Given task: Write out the listing in full, matching it word for word.

Input material:
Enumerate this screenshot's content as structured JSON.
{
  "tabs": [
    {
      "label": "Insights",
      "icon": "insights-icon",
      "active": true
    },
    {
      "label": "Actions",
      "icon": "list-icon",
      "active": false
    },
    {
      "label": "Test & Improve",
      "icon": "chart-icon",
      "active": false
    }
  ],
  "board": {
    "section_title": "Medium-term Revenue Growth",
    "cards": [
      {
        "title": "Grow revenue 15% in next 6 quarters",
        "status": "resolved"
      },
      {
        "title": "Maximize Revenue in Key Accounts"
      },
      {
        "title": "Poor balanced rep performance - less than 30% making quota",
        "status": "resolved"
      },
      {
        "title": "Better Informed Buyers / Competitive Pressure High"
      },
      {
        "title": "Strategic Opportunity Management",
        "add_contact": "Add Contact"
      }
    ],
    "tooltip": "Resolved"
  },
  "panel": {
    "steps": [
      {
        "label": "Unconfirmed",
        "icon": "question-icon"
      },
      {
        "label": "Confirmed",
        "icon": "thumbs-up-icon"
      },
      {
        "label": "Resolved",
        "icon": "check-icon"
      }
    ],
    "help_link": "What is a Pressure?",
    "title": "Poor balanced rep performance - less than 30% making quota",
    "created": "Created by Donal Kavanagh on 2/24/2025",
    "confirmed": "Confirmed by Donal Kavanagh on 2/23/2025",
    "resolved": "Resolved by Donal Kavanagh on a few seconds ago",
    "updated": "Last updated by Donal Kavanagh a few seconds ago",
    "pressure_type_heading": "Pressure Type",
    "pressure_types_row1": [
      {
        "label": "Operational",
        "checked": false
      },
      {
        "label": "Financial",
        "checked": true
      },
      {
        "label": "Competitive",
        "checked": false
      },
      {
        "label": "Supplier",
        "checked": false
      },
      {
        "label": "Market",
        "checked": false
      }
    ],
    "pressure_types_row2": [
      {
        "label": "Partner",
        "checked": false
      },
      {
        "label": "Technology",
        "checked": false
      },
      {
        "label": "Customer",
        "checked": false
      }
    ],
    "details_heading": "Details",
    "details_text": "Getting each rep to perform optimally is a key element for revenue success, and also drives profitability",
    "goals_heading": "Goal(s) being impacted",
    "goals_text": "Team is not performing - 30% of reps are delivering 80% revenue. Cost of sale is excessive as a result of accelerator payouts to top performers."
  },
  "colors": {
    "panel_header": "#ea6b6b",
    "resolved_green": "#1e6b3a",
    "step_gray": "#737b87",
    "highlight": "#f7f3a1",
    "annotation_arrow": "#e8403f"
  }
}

Problem solution:
Enumerate this screenshot's content as structured JSON.
{
  "tabs": [
    {
      "label": "Insights",
      "icon": "insights-icon",
      "active": true
    },
    {
      "label": "Actions",
      "icon": "list-icon",
      "active": false
    },
    {
      "label": "Test & Improve",
      "icon": "chart-icon",
      "active": false
    }
  ],
  "board": {
    "section_title": "Medium-term Revenue Growth",
    "cards": [
      {
        "title": "Grow revenue 15% in next 6 quarters",
        "status": "resolved"
      },
      {
        "title": "Maximize Revenue in Key Accounts"
      },
      {
        "title": "Poor balanced rep performance - less than 30% making quota",
        "status": "resolved"
      },
      {
        "title": "Better Informed Buyers / Competitive Pressure High"
      },
      {
        "title": "Strategic Opportunity Management",
        "add_contact": "Add Contact"
      }
    ],
    "tooltip": "Resolved"
  },
  "panel": {
    "steps": [
      {
        "label": "Unconfirmed",
        "icon": "question-icon"
      },
      {
        "label": "Confirmed",
        "icon": "thumbs-up-icon"
      },
      {
        "label": "Resolved",
        "icon": "check-icon"
      }
    ],
    "help_link": "What is a Pressure?",
    "title": "Poor balanced rep performance - less than 30% making quota",
    "created": "Created by Donal Kavanagh on 2/24/2025",
    "confirmed": "Confirmed by Donal Kavanagh on 2/23/2025",
    "resolved": "Resolved by Donal Kavanagh on a few seconds ago",
    "updated": "Last updated by Donal Kavanagh a few seconds ago",
    "pressure_type_heading": "Pressure Type",
    "pressure_types_row1": [
      {
        "label": "Operational",
        "checked": false
      },
      {
        "label": "Financial",
        "checked": true
      },
      {
        "label": "Competitive",
        "checked": false
      },
      {
        "label": "Supplier",
        "checked": false
      },
      {
        "label": "Market",
        "checked": false
      }
    ],
    "pressure_types_row2": [
      {
        "label": "Partner",
        "checked": false
      },
      {
        "label": "Technology",
        "checked": false
      },
      {
        "label": "Customer",
        "checked": false
      }
    ],
    "details_heading": "Details",
    "details_text": "Getting each rep to perform optimally is a key element for revenue success, and also drives profitability",
    "goals_heading": "Goal(s) being impacted",
    "goals_text": "Team is not performing - 30% of reps are delivering 80% revenue. Cost of sale is excessive as a result of accelerator payouts to top performers."
  },
  "colors": {
    "panel_header": "#ea6b6b",
    "resolved_green": "#1e6b3a",
    "step_gray": "#737b87",
    "highlight": "#f7f3a1",
    "annotation_arrow": "#e8403f"
  }
}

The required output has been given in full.